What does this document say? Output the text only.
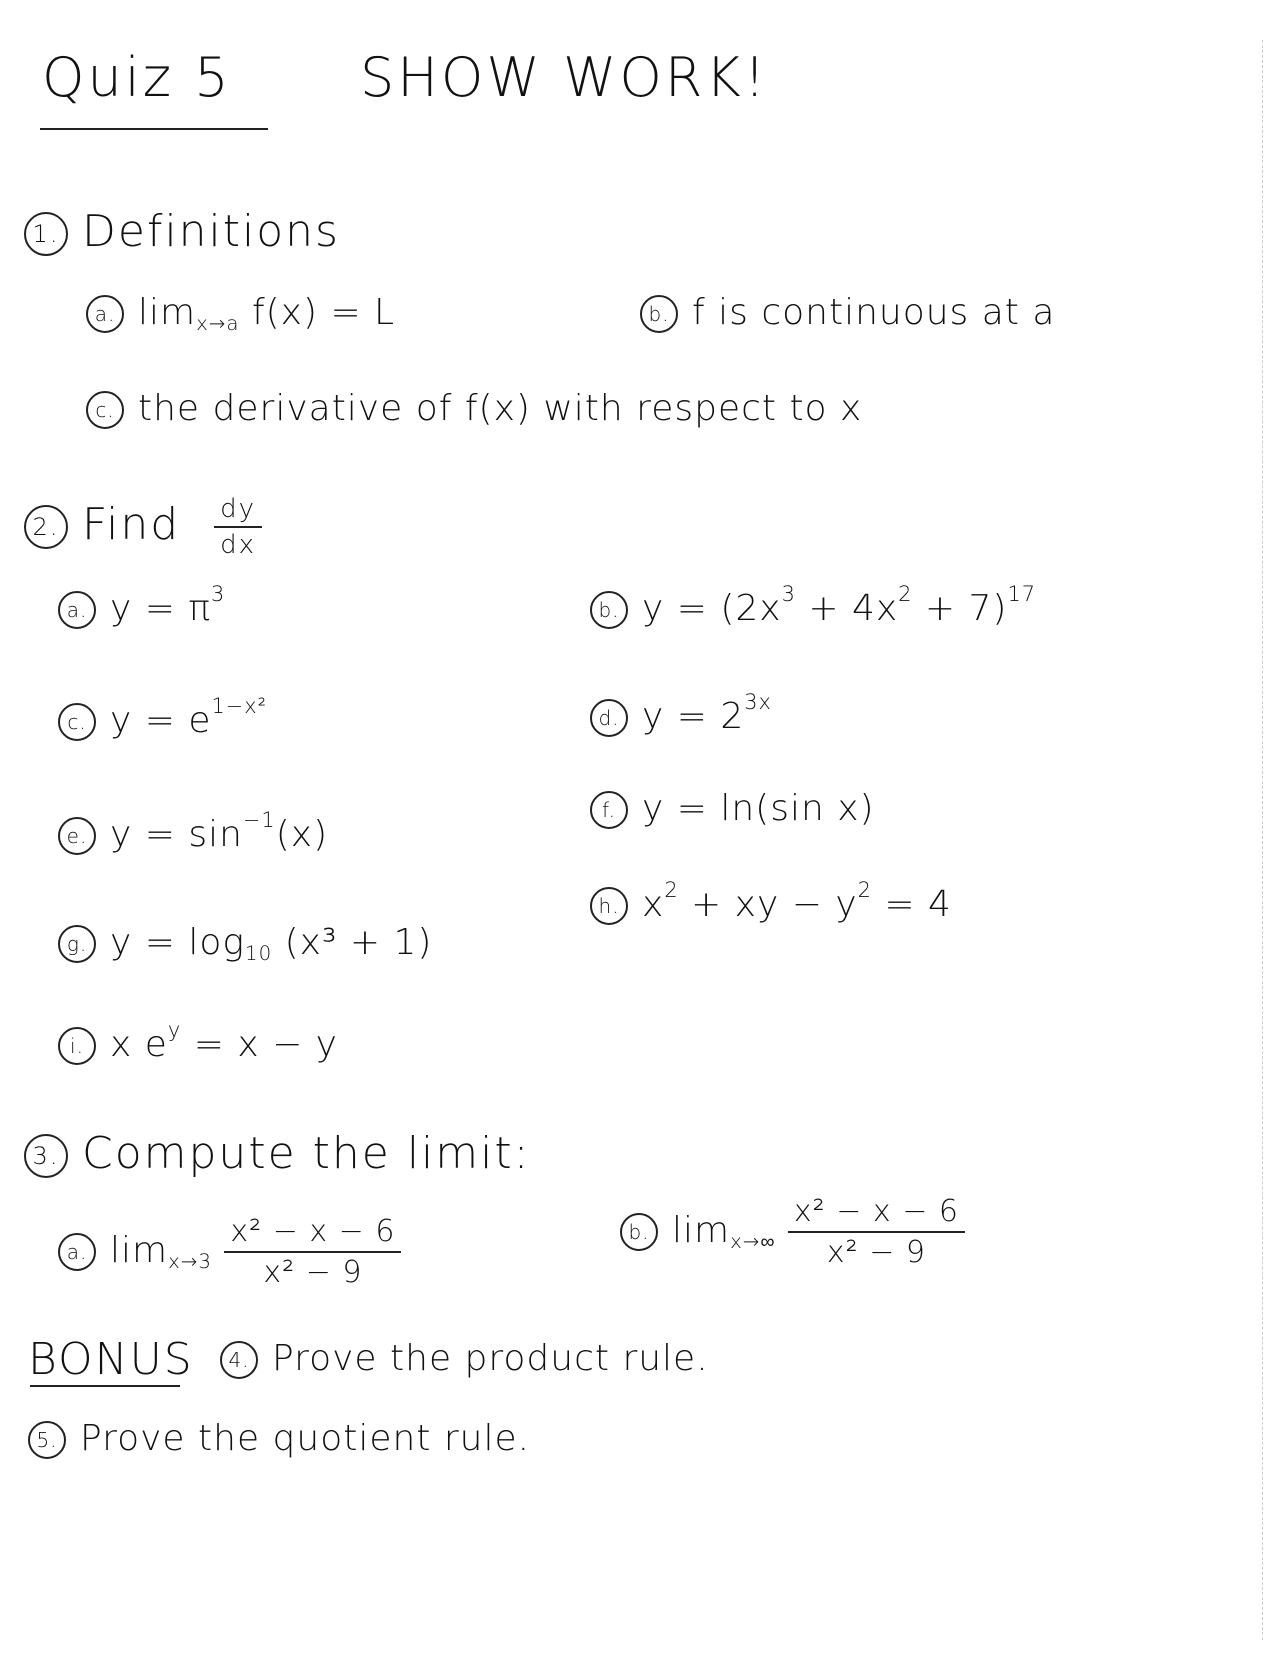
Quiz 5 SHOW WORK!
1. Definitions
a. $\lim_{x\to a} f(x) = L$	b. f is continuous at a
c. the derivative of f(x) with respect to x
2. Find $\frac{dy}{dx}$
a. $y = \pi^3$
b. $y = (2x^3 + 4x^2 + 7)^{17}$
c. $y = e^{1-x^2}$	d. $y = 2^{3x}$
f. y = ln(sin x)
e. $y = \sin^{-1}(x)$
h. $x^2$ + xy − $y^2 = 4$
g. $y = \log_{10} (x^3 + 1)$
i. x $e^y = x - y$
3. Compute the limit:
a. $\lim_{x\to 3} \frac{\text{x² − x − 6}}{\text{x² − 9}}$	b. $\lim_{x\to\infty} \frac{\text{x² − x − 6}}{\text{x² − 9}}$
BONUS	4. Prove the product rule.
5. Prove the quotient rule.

****************

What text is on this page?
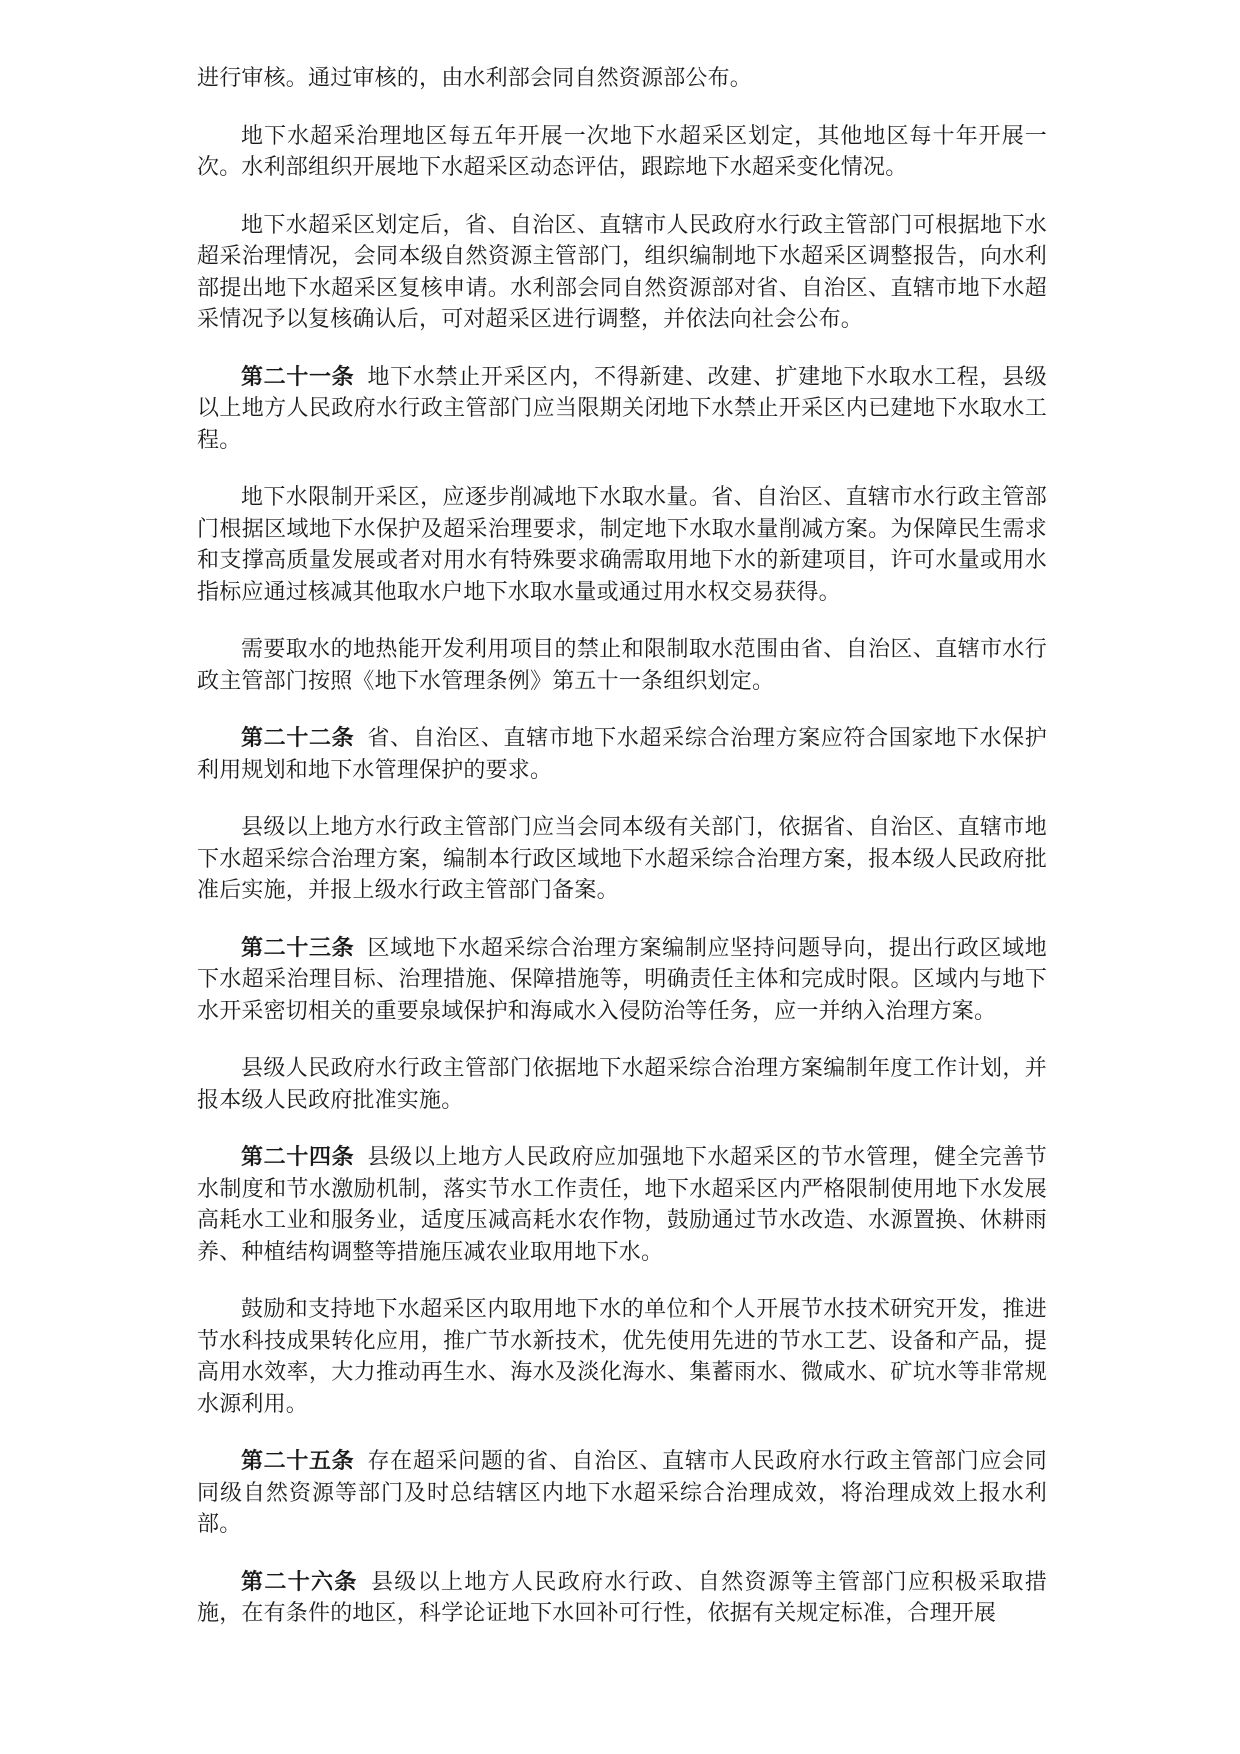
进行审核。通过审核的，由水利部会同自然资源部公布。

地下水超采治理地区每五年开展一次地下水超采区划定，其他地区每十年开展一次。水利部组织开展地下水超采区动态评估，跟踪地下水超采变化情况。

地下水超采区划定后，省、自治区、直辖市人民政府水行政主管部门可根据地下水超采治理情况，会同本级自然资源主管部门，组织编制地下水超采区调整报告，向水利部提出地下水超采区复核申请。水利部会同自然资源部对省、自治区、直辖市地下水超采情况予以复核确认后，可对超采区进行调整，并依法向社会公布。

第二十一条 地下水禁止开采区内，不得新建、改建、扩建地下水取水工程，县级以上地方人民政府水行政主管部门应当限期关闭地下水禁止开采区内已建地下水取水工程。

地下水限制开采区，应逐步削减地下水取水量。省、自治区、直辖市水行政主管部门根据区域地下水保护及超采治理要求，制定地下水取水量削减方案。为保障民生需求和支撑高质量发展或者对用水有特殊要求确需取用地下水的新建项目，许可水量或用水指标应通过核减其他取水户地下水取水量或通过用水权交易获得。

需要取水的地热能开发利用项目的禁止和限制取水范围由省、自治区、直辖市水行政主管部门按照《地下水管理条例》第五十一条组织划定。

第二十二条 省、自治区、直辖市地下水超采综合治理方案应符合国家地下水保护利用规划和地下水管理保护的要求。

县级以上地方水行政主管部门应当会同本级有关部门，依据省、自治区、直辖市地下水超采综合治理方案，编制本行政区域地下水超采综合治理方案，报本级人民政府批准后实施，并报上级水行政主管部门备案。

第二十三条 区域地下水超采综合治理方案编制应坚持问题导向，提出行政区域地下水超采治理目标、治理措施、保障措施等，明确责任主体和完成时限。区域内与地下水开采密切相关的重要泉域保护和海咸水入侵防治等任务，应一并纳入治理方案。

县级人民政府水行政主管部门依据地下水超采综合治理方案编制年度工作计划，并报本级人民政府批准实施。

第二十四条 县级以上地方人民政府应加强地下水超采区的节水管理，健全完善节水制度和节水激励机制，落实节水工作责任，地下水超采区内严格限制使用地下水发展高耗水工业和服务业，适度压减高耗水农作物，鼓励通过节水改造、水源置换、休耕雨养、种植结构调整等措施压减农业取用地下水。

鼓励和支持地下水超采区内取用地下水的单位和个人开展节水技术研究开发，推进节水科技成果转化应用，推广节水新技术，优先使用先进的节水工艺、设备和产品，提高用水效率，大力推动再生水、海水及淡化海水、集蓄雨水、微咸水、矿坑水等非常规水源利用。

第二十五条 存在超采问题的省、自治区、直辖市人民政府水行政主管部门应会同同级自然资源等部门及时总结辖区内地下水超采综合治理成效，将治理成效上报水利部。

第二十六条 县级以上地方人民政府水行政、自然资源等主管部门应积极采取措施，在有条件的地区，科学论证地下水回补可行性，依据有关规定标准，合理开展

****************

REQUIREMENT: Pick out lines containing the word "Prove", each one as written.

CORRECT OUTPUT:
BONUS	4. Prove the product rule.
5. Prove the quotient rule.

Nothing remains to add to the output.